WHAT THE TASK ASKS: Copy out every line containing the word "this".

THE DATA:
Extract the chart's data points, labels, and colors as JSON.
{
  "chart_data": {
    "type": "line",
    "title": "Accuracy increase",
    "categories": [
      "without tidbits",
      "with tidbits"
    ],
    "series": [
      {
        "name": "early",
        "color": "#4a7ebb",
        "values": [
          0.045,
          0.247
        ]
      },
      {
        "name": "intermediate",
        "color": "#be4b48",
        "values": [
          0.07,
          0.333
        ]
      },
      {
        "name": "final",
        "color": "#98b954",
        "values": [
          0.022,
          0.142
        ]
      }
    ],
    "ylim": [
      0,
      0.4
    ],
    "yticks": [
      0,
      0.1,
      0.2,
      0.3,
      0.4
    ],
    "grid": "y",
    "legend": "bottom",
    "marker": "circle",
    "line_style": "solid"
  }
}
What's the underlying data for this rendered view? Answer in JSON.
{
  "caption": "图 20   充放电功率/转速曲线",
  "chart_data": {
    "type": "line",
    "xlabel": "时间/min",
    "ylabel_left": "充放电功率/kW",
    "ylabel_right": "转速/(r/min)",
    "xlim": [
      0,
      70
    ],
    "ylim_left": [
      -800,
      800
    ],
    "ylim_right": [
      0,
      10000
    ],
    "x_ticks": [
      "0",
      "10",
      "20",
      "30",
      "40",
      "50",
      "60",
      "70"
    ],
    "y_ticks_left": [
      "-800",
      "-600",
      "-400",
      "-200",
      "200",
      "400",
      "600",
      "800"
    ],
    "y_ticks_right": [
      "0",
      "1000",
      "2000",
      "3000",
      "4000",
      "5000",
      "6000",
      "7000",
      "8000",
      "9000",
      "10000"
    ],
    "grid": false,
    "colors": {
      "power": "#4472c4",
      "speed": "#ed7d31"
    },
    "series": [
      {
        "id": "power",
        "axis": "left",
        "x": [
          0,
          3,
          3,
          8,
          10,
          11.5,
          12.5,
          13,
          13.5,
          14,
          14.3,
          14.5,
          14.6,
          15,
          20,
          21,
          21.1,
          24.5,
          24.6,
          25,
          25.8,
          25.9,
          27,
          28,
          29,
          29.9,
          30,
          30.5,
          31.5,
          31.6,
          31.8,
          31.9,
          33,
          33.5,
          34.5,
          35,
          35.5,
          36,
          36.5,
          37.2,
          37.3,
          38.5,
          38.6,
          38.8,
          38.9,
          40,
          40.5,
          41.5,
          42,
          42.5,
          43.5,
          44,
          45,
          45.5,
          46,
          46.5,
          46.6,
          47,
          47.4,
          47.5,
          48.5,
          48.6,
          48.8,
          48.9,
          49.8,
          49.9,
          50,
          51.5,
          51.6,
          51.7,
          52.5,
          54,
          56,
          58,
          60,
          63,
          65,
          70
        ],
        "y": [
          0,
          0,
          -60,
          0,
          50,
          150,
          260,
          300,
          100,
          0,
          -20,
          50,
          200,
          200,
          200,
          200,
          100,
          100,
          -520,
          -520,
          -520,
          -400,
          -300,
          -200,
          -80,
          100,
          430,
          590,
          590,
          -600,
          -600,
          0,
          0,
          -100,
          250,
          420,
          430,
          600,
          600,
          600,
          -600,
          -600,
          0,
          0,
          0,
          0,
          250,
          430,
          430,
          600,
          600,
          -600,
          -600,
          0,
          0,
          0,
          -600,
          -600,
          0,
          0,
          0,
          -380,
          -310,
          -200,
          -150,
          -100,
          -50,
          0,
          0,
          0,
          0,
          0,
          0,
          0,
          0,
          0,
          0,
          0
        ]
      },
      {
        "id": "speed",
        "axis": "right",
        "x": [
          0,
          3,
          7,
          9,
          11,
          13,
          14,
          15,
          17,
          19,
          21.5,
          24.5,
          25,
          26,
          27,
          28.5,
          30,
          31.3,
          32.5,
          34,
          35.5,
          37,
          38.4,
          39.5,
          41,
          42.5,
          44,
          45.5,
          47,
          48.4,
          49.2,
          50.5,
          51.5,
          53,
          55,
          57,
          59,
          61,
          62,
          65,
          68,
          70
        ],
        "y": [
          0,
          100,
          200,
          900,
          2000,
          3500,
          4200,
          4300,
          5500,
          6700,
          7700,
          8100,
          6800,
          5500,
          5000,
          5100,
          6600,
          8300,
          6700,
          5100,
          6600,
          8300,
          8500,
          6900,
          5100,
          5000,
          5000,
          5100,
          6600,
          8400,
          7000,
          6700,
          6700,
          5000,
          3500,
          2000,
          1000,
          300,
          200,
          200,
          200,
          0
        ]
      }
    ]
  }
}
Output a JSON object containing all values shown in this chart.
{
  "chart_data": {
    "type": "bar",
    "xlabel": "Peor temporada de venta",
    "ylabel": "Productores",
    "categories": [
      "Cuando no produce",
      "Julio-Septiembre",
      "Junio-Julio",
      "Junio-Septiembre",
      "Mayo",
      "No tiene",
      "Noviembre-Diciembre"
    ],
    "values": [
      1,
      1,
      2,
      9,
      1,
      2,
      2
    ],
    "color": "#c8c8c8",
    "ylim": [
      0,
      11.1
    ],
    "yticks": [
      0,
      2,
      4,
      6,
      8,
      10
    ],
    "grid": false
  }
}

WRITTEN ANSWER:
What's the underlying data for this rendered view? Answer in JSON.
Output a JSON object containing all values shown in this chart.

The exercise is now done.